#### TASK TO CARRY OUT
Extract every record, exactly as written, and ignore the pictures.

#### MATERIAL PROVIDED
■ ■ ■ ■ ■ ■ ■

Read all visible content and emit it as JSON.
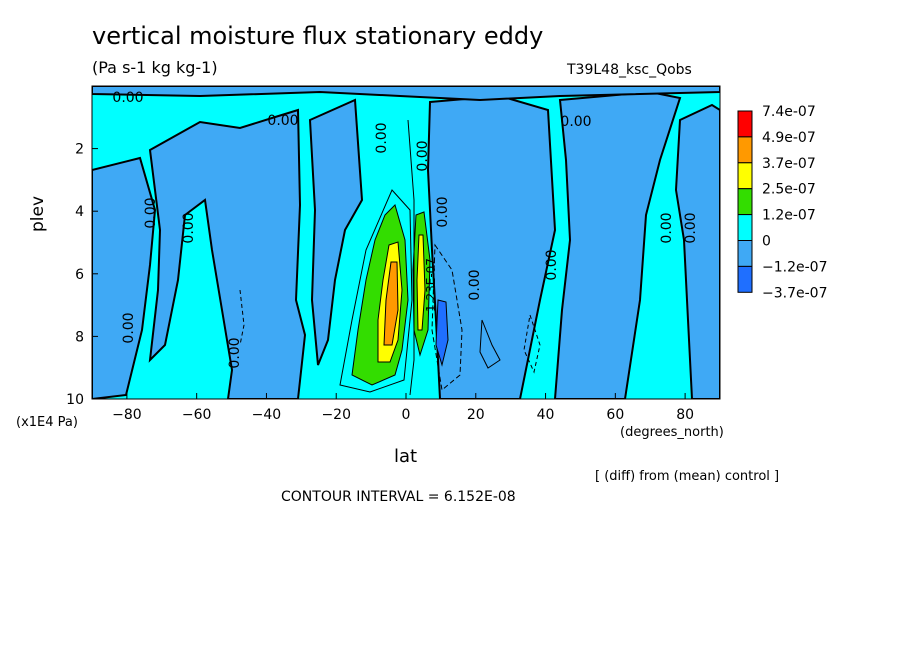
{
  "chart_data": {
    "type": "heatmap",
    "title": "vertical moisture flux stationary eddy",
    "units": "(Pa s-1 kg kg-1)",
    "run_label": "T39L48_ksc_Qobs",
    "xlabel": "lat",
    "xunit": "(degrees_north)",
    "ylabel": "plev",
    "yunit": "(x1E4 Pa)",
    "xlim": [
      -90,
      90
    ],
    "ylim": [
      10,
      0
    ],
    "x_ticks": [
      -80,
      -60,
      -40,
      -20,
      0,
      20,
      40,
      60,
      80
    ],
    "y_ticks": [
      2,
      4,
      6,
      8,
      10
    ],
    "colorbar": {
      "labels": [
        "7.4e-07",
        "4.9e-07",
        "3.7e-07",
        "2.5e-07",
        "1.2e-07",
        "0",
        "-1.2e-07",
        "-3.7e-07"
      ],
      "colors": [
        "#ff0000",
        "#ff9900",
        "#ffff00",
        "#33dd00",
        "#00ffff",
        "#3fa9f5",
        "#1f6fff"
      ]
    },
    "contour_labels": [
      "0.00",
      "0.00",
      "0.00",
      "0.00",
      "0.00",
      "0.00",
      "0.00",
      "0.00",
      "0.00",
      "0.00",
      "0.00",
      "0.00",
      "0.00",
      "0.00",
      "1.23E-07"
    ],
    "notes": {
      "diff": "[ (diff) from (mean) control ]",
      "interval": "CONTOUR INTERVAL = 6.152E-08"
    }
  }
}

■ ■ ■ ■ ■ ■ ■

#### CORRECT ANSWER
Read all visible content and emit it as JSON.
{
  "chart_data": {
    "type": "heatmap",
    "title": "vertical moisture flux stationary eddy",
    "units": "(Pa s-1 kg kg-1)",
    "run_label": "T39L48_ksc_Qobs",
    "xlabel": "lat",
    "xunit": "(degrees_north)",
    "ylabel": "plev",
    "yunit": "(x1E4 Pa)",
    "xlim": [
      -90,
      90
    ],
    "ylim": [
      10,
      0
    ],
    "x_ticks": [
      -80,
      -60,
      -40,
      -20,
      0,
      20,
      40,
      60,
      80
    ],
    "y_ticks": [
      2,
      4,
      6,
      8,
      10
    ],
    "colorbar": {
      "labels": [
        "7.4e-07",
        "4.9e-07",
        "3.7e-07",
        "2.5e-07",
        "1.2e-07",
        "0",
        "-1.2e-07",
        "-3.7e-07"
      ],
      "colors": [
        "#ff0000",
        "#ff9900",
        "#ffff00",
        "#33dd00",
        "#00ffff",
        "#3fa9f5",
        "#1f6fff"
      ]
    },
    "contour_labels": [
      "0.00",
      "0.00",
      "0.00",
      "0.00",
      "0.00",
      "0.00",
      "0.00",
      "0.00",
      "0.00",
      "0.00",
      "0.00",
      "0.00",
      "0.00",
      "0.00",
      "1.23E-07"
    ],
    "notes": {
      "diff": "[ (diff) from (mean) control ]",
      "interval": "CONTOUR INTERVAL = 6.152E-08"
    }
  }
}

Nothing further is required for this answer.